Directive 1:
Reproduce the part of the award highlight that opens with the words containing "Community Action Award" and closes with "for Proyecto Transgénero.".
Directive 2:
For each statement below, say whether the award highlight supports it, answering yes or no and quoting the words of the text that decide it: (a) The writer studied abroad in Quito through the Pitzer Ecuador program. (b) The writer majors in Gender and Sexuality Studies at Bard. (c) The writer ran the Putalleres workshops.
Directive 3:
Summarize the award highlight in two sentences.

Page excerpt:
________

Community Action Award Highlight: Jessie Floyd '21
Last fall, I had the opportunity to study abroad in Quito, Ecuador through the Pitzer Ecuador program. A key component of the program was learning from a community service project. At Bard, I am a Spanish Major with a Concentration in Gender and Sexuality Studies. Because of what I’m studying at Bard and my desire to learn about gender activism and transfeminism in a context other than the American one, I chose to volunteer for Proyecto Transgénero.
I learned that Proyecto Transgénero is a transfeminist organization that works with many different projects, each with the mission of dismantling systems of gender oppression and gender violence. The principal projects I worked with were “la Vitrina No binaria” (The Non-binary showcase), “el Sindicato de Trabajadores Sexuales” (The Sexworkers Union), “la Marcha de las Putas” (the SlutWalk Ecuador), and “la Fraternidad Transmasculina” (The Transmasculine Fraternity). More specifically, I began the process of conducting and translating interviews with non-binary people so they could share their stories about and thoughts on gender. I also helped plan la Marcha de las Putas and organized, attended, and then ran Putalleres (slut workshops). The workshops were transfeminist conversations with people who had all different types of life experiences but shared a common frustration with oppressive gender systems in Ecuador and beyond.

________

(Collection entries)

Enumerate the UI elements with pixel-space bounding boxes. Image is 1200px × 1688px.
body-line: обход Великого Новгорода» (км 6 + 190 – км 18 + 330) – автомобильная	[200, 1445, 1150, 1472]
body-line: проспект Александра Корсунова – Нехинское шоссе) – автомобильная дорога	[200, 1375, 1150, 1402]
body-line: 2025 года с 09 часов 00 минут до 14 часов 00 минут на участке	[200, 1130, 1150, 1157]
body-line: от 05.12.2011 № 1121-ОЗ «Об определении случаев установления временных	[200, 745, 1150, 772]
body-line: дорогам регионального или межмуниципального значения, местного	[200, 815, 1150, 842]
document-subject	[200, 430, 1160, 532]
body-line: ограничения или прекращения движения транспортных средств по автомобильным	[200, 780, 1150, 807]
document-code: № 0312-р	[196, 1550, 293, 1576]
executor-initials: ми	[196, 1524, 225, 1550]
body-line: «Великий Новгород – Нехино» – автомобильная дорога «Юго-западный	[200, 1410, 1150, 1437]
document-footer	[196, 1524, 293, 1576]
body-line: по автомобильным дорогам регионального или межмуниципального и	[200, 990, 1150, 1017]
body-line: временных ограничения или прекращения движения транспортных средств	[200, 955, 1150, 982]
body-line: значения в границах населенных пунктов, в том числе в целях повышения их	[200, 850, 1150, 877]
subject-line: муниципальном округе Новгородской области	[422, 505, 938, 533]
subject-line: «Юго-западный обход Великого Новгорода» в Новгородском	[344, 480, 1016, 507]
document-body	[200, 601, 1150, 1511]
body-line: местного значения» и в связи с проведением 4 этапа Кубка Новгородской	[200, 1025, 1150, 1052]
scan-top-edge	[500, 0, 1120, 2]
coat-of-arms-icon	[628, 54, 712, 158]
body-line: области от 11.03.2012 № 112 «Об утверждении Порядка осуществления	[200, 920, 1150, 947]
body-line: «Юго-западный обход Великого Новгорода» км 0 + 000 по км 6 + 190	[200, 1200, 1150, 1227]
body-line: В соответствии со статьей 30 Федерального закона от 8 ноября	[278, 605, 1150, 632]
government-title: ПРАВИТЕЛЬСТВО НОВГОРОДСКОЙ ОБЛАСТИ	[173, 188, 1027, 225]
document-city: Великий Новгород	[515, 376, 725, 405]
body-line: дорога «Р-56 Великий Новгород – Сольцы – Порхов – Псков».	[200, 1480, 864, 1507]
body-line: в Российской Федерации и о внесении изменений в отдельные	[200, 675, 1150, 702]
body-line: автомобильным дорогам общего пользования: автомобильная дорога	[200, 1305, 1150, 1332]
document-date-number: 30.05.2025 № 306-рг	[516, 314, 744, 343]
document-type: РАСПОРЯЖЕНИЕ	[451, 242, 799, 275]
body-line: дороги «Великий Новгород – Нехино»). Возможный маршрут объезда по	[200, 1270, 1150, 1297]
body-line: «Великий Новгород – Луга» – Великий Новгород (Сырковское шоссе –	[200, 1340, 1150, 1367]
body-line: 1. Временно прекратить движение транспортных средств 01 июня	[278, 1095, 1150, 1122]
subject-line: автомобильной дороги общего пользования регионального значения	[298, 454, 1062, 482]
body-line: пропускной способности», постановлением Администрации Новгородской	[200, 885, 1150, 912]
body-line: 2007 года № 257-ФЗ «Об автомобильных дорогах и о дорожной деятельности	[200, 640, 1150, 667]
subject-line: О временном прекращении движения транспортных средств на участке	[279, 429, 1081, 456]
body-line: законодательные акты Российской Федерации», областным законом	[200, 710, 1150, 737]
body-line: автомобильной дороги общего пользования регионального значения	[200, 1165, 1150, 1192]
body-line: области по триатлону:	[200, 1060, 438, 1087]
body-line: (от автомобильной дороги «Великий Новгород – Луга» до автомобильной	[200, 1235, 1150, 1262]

________

Expected output 1:
Community Action Award Highlight: Jessie Floyd '21
Last fall, I had the opportunity to study abroad in Quito, Ecuador through the Pitzer Ecuador program. A key component of the program was learning from a community service project. At Bard, I am a Spanish Major with a Concentration in Gender and Sexuality Studies. Because of what I’m studying at Bard and my desire to learn about gender activism and transfeminism in a context other than the American one, I chose to volunteer for Proyecto Transgénero.

Expected output 2:
(a) Yes: "I had the opportunity to study abroad in Quito, Ecuador through the Pitzer Ecuador program."
(b) No: "I am a Spanish Major with a Concentration in Gender and Sexuality Studies."
(c) Yes: "organized, attended, and then ran Putalleres (slut workshops)."

Expected output 3:
While studying abroad in Quito through the Pitzer Ecuador program, the writer, a Spanish major at Bard, volunteered with Proyecto Transgénero, a transfeminist organization working to dismantle systems of gender oppression and gender violence. The writer began conducting and translating interviews with non-binary people and helped plan la Marcha de las Putas, and also organized, attended, and ran transfeminist workshops called Putalleres.